■ Written exercise: Looking at the listing beneath, work out how many lines hold "Untitled" and report only that figure.

■ Input data:

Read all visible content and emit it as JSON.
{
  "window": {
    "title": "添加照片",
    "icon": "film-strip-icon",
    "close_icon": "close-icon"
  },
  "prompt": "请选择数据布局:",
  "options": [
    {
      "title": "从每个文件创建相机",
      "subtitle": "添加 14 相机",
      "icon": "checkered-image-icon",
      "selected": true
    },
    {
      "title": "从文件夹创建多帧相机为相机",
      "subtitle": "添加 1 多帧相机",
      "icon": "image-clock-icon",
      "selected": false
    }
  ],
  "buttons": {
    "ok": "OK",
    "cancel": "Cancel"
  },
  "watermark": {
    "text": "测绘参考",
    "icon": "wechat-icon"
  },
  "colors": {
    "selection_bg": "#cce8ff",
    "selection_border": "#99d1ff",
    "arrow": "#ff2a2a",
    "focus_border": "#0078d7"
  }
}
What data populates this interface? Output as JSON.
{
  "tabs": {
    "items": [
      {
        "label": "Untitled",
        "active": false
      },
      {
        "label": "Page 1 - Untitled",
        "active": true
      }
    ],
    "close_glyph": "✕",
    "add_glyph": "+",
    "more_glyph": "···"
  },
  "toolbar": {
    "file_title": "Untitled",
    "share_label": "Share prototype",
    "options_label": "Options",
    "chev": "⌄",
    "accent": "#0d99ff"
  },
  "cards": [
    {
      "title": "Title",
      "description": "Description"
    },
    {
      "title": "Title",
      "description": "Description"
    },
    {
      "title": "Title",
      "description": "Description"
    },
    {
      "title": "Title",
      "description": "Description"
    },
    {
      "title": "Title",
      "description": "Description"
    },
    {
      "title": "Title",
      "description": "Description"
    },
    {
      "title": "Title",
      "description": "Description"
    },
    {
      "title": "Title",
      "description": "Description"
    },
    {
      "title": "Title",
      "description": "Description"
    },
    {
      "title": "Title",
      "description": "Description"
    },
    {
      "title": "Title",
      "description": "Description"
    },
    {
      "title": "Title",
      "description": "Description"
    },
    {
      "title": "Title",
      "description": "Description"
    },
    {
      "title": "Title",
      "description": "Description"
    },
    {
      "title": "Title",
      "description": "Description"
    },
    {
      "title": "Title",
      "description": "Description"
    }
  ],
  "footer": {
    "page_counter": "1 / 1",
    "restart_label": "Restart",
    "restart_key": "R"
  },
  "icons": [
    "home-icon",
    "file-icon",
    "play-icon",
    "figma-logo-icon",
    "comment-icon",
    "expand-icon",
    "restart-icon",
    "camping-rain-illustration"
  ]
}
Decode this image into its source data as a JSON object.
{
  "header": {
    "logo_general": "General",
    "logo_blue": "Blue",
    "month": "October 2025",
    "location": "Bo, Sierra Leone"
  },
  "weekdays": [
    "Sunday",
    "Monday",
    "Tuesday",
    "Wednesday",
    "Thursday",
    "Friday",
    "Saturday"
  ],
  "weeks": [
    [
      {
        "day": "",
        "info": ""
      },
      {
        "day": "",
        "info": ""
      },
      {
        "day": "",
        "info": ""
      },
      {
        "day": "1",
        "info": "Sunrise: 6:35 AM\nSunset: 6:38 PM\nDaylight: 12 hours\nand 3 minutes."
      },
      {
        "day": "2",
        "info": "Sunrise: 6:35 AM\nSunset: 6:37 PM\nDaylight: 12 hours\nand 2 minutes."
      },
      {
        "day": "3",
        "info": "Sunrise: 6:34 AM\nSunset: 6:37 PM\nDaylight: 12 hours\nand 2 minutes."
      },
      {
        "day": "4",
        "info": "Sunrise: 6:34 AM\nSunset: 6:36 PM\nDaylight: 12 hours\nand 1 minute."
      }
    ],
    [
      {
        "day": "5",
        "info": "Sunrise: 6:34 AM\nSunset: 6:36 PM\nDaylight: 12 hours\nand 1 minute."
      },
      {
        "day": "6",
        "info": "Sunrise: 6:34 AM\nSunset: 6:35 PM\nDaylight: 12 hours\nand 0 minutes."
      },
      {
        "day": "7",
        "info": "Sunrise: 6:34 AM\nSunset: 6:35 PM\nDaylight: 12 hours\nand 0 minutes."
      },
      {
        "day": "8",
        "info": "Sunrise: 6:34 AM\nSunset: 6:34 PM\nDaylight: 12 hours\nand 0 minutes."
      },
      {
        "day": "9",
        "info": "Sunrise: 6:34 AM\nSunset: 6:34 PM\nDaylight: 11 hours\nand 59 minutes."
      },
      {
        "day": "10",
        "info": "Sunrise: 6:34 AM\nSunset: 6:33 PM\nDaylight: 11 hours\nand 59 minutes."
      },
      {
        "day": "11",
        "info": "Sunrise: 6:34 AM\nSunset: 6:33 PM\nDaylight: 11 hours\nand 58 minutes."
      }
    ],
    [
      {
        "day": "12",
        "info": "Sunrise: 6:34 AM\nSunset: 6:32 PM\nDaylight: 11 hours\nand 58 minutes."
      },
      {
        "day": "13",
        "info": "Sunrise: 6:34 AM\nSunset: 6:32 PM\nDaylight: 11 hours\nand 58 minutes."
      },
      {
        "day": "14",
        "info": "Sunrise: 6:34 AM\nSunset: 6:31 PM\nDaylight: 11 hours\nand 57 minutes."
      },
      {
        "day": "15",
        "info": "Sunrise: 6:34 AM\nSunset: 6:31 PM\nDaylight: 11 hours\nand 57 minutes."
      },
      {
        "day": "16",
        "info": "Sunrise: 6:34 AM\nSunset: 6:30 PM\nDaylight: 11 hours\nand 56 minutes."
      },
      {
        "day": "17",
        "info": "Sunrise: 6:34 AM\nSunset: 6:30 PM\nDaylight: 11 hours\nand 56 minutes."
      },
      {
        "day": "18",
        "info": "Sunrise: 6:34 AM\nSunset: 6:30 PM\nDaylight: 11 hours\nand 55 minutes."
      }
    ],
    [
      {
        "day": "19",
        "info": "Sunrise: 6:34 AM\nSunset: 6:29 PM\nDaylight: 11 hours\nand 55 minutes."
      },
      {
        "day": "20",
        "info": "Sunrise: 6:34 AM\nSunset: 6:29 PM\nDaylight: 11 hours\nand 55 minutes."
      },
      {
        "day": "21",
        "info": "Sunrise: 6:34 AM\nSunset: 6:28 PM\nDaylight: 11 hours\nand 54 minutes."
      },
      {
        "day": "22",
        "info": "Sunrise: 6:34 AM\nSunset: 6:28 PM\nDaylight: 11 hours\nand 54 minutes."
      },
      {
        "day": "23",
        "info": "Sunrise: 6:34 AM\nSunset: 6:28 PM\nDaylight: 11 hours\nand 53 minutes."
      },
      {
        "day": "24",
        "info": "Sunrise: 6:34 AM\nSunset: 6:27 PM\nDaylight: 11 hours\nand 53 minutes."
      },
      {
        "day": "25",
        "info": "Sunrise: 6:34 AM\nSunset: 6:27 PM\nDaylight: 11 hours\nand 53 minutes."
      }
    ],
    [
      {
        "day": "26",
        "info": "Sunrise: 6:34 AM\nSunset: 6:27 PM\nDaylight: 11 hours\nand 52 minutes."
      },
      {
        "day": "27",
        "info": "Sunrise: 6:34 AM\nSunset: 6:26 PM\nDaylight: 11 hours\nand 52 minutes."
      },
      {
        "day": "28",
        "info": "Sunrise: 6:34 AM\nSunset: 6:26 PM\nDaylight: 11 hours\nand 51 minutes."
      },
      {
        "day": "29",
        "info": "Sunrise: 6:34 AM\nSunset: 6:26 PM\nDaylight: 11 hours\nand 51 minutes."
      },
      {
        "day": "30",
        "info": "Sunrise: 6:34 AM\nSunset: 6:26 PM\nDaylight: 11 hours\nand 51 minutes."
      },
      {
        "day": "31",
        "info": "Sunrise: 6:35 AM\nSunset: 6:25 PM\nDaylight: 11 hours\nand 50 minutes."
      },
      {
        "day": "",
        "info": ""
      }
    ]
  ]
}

■ Task answer: 3